Task to complete -> Lay out the rows from the very first line through the line containing "password-field[interactable]: •••••• [200, 94, 353, 113]" as a JSON list of strings, one string per line, with blank lines left out.

────────

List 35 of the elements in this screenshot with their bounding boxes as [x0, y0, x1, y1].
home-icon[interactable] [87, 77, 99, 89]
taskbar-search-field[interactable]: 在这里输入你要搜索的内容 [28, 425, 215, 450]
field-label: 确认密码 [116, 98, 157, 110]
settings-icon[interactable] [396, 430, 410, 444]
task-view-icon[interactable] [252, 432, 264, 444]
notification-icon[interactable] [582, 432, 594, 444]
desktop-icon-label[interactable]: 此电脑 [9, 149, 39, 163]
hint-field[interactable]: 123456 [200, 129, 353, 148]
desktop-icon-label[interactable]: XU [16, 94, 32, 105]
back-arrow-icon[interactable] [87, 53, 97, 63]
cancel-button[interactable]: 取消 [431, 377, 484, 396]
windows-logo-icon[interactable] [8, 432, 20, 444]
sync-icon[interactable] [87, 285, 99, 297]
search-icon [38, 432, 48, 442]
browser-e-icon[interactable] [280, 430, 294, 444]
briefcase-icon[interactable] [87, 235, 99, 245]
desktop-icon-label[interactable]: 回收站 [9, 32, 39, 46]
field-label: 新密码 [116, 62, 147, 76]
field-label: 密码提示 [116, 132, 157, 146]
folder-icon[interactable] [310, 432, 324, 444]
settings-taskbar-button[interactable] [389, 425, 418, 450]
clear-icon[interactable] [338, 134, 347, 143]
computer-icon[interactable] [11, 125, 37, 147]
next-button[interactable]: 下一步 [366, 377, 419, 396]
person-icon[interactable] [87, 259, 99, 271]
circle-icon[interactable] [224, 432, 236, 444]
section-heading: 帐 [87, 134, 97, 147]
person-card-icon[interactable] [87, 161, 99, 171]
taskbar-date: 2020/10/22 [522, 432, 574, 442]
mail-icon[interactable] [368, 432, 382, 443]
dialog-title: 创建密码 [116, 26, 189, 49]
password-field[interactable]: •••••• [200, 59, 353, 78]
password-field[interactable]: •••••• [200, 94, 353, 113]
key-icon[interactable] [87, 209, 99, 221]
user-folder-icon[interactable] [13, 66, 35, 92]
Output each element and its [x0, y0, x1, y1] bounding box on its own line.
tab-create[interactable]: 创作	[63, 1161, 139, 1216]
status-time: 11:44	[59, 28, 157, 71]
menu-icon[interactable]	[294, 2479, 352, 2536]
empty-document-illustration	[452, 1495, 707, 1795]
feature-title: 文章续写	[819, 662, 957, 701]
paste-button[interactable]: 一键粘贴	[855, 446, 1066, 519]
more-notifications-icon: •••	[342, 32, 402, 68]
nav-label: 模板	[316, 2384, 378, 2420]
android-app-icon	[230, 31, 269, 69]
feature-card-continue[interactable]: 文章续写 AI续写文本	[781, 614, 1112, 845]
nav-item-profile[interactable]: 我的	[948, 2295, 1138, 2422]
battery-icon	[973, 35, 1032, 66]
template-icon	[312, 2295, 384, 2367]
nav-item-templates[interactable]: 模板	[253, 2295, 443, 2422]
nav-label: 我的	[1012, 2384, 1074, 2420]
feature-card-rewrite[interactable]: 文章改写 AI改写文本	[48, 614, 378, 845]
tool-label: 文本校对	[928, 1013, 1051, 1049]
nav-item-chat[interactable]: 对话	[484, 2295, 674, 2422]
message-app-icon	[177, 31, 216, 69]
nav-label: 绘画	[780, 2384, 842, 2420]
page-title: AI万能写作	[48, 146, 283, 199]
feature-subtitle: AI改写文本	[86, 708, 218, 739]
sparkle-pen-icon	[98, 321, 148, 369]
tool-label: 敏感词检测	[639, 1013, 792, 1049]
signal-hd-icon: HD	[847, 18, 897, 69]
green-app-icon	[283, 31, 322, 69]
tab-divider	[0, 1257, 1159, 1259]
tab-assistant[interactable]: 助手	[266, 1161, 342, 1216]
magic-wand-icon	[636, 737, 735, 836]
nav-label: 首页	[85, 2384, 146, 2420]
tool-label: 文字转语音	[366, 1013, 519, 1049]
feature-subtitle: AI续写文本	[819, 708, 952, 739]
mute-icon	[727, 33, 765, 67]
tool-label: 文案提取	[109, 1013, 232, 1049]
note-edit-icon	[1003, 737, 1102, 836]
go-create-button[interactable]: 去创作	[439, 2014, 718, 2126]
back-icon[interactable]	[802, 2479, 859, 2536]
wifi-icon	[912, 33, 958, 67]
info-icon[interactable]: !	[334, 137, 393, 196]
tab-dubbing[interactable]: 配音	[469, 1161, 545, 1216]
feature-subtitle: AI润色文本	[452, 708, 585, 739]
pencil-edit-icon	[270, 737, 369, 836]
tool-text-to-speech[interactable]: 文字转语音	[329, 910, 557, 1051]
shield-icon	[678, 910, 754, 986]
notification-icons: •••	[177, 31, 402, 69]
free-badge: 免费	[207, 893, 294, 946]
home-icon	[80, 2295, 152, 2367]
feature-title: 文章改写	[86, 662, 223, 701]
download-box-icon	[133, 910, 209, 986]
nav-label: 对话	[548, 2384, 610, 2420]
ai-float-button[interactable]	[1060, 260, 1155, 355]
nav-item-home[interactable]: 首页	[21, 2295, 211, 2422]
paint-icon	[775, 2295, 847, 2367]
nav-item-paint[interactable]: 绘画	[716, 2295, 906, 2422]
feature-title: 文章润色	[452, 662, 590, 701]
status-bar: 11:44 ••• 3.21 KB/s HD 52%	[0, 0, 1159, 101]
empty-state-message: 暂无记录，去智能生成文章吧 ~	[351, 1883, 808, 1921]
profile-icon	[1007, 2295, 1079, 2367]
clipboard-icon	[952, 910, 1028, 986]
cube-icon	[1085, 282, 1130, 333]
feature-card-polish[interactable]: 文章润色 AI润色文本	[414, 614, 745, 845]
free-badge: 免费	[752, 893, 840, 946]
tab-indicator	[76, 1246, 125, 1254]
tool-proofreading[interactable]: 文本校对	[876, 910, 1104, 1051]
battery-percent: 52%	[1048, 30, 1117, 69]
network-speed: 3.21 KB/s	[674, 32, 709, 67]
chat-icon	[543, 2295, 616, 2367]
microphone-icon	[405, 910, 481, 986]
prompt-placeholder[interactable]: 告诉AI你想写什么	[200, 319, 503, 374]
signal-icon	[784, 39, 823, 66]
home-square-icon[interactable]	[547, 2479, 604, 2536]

────────

Expected answer ->
[
  "List 35 of the elements in this screenshot with their bounding boxes as [x0, y0, x1, y1].",
  "home-icon[interactable] [87, 77, 99, 89]",
  "taskbar-search-field[interactable]: 在这里输入你要搜索的内容 [28, 425, 215, 450]",
  "field-label: 确认密码 [116, 98, 157, 110]",
  "settings-icon[interactable] [396, 430, 410, 444]",
  "task-view-icon[interactable] [252, 432, 264, 444]",
  "notification-icon[interactable] [582, 432, 594, 444]",
  "desktop-icon-label[interactable]: 此电脑 [9, 149, 39, 163]",
  "hint-field[interactable]: 123456 [200, 129, 353, 148]",
  "desktop-icon-label[interactable]: XU [16, 94, 32, 105]",
  "back-arrow-icon[interactable] [87, 53, 97, 63]",
  "cancel-button[interactable]: 取消 [431, 377, 484, 396]",
  "windows-logo-icon[interactable] [8, 432, 20, 444]",
  "sync-icon[interactable] [87, 285, 99, 297]",
  "search-icon [38, 432, 48, 442]",
  "browser-e-icon[interactable] [280, 430, 294, 444]",
  "briefcase-icon[interactable] [87, 235, 99, 245]",
  "desktop-icon-label[interactable]: 回收站 [9, 32, 39, 46]",
  "field-label: 新密码 [116, 62, 147, 76]",
  "field-label: 密码提示 [116, 132, 157, 146]",
  "folder-icon[interactable] [310, 432, 324, 444]",
  "settings-taskbar-button[interactable] [389, 425, 418, 450]",
  "clear-icon[interactable] [338, 134, 347, 143]",
  "computer-icon[interactable] [11, 125, 37, 147]",
  "next-button[interactable]: 下一步 [366, 377, 419, 396]",
  "person-icon[interactable] [87, 259, 99, 271]",
  "circle-icon[interactable] [224, 432, 236, 444]",
  "section-heading: 帐 [87, 134, 97, 147]",
  "person-card-icon[interactable] [87, 161, 99, 171]",
  "taskbar-date: 2020/10/22 [522, 432, 574, 442]",
  "mail-icon[interactable] [368, 432, 382, 443]",
  "dialog-title: 创建密码 [116, 26, 189, 49]",
  "password-field[interactable]: •••••• [200, 59, 353, 78]",
  "password-field[interactable]: •••••• [200, 94, 353, 113]"
]